**Problem details**:
From the listing, collect all lines containing the word "degrees".

**Material provided**:
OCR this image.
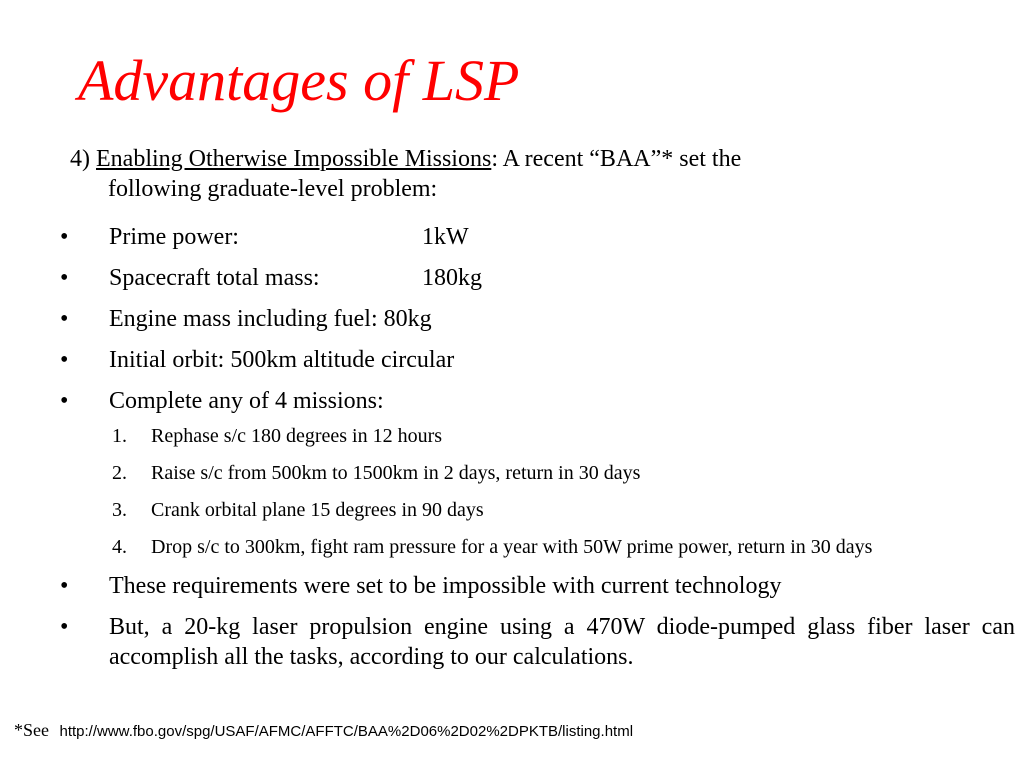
Advantages of LSP
4) Enabling Otherwise Impossible Missions: A recent “BAA”* set the
following graduate-level problem:
• Prime power:	1kW
• Spacecraft total mass:	180kg
• Engine mass including fuel: 80kg
• Initial orbit: 500km altitude circular
• Complete any of 4 missions:
1. Rephase s/c 180 degrees in 12 hours
2. Raise s/c from 500km to 1500km in 2 days, return in 30 days
3. Crank orbital plane 15 degrees in 90 days
4. Drop s/c to 300km, fight ram pressure for a year with 50W prime power, return in 30 days
• These requirements were set to be impossible with current technology
• But, a 20-kg laser propulsion engine using a 470W diode-pumped glass fiber laser can accomplish all the tasks, according to our calculations.
*See http://www.fbo.gov/spg/USAF/AFMC/AFFTC/BAA%2D06%2D02%2DPKTB/listing.html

**Answer to this problem**:
1. Rephase s/c 180 degrees in 12 hours
3. Crank orbital plane 15 degrees in 90 days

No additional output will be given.